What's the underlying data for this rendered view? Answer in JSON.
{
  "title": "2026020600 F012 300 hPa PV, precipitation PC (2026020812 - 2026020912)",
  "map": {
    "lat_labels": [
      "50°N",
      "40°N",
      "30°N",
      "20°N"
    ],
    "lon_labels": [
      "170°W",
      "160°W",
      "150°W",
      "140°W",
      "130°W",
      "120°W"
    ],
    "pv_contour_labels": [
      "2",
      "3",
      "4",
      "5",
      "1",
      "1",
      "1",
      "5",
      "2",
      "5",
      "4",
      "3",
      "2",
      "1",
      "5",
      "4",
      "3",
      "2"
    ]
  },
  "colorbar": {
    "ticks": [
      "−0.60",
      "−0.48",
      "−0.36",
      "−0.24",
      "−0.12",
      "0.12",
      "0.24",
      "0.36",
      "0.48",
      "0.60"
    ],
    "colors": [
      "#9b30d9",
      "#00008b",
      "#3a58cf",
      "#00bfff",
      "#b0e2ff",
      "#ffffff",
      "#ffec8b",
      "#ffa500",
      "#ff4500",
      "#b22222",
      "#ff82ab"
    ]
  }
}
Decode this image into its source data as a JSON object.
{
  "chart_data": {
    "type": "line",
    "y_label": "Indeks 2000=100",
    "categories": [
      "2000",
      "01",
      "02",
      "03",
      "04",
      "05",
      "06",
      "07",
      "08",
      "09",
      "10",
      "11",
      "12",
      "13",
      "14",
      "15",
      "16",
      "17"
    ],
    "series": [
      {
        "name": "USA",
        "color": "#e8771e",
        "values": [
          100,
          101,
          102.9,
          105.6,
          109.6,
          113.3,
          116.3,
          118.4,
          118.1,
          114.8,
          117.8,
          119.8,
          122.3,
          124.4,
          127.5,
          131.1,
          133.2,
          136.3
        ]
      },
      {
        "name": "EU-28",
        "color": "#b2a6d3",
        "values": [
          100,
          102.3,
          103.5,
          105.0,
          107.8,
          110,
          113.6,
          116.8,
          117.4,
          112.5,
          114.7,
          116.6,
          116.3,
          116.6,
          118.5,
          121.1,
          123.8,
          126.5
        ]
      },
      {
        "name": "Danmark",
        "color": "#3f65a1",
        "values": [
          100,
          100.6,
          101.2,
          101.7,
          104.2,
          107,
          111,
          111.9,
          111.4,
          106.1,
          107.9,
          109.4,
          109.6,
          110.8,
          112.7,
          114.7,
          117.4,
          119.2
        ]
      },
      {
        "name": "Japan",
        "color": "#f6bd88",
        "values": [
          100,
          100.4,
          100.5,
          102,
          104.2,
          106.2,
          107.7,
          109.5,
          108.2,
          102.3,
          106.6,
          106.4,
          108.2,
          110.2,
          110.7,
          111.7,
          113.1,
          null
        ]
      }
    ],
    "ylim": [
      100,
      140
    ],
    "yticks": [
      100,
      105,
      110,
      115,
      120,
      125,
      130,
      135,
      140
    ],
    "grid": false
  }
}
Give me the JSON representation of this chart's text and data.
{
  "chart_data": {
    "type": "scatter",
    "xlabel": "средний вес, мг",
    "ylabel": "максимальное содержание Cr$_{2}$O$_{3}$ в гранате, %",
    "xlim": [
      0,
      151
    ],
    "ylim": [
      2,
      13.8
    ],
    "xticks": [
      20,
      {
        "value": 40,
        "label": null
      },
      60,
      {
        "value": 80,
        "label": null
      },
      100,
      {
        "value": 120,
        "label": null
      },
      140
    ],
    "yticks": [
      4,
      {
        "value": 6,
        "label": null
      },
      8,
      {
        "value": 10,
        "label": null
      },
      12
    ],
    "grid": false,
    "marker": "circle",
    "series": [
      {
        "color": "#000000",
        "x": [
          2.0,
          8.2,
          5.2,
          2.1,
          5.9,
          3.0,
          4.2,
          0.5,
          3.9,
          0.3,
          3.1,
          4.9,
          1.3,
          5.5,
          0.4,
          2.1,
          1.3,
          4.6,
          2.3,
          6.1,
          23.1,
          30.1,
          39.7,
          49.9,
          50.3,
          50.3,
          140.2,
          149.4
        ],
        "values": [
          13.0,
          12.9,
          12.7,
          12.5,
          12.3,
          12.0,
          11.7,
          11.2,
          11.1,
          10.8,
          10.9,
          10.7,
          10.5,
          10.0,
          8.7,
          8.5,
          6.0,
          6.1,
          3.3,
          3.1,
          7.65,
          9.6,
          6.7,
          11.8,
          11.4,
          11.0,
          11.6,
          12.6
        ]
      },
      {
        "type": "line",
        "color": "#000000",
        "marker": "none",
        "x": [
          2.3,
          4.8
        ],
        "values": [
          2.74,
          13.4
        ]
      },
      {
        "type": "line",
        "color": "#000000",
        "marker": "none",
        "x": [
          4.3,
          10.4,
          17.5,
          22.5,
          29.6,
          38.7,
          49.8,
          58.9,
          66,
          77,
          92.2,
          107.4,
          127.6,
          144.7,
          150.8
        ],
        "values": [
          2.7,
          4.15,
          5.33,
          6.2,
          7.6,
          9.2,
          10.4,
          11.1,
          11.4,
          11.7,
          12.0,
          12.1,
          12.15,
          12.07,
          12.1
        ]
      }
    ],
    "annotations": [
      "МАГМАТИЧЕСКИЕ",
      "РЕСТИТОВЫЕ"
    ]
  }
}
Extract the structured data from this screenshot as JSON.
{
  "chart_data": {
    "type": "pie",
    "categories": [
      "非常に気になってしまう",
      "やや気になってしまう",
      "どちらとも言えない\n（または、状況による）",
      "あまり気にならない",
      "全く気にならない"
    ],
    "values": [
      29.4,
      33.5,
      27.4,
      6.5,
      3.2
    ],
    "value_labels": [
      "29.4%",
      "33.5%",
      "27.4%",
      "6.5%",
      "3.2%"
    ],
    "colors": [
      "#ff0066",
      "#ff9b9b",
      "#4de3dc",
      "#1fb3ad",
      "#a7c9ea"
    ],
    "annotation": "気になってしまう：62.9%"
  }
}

***

Write the lines out verbatim, from the one with "Extract the structured" through the last line of the entries, and stop there.

Extract the structured data from this screenshot as JSON.
{
  "chart_data": {
    "type": "pie",
    "categories": [
      "非常に気になってしまう",
      "やや気になってしまう",
      "どちらとも言えない\n（または、状況による）",
      "あまり気にならない",
      "全く気にならない"
    ],
    "values": [
      29.4,
      33.5,
      27.4,
      6.5,
      3.2
    ],
    "value_labels": [
      "29.4%",
      "33.5%",
      "27.4%",
      "6.5%",
      "3.2%"
    ],
    "colors": [
      "#ff0066",
      "#ff9b9b",
      "#4de3dc",
      "#1fb3ad",
      "#a7c9ea"
    ],
    "annotation": "気になってしまう：62.9%"
  }
}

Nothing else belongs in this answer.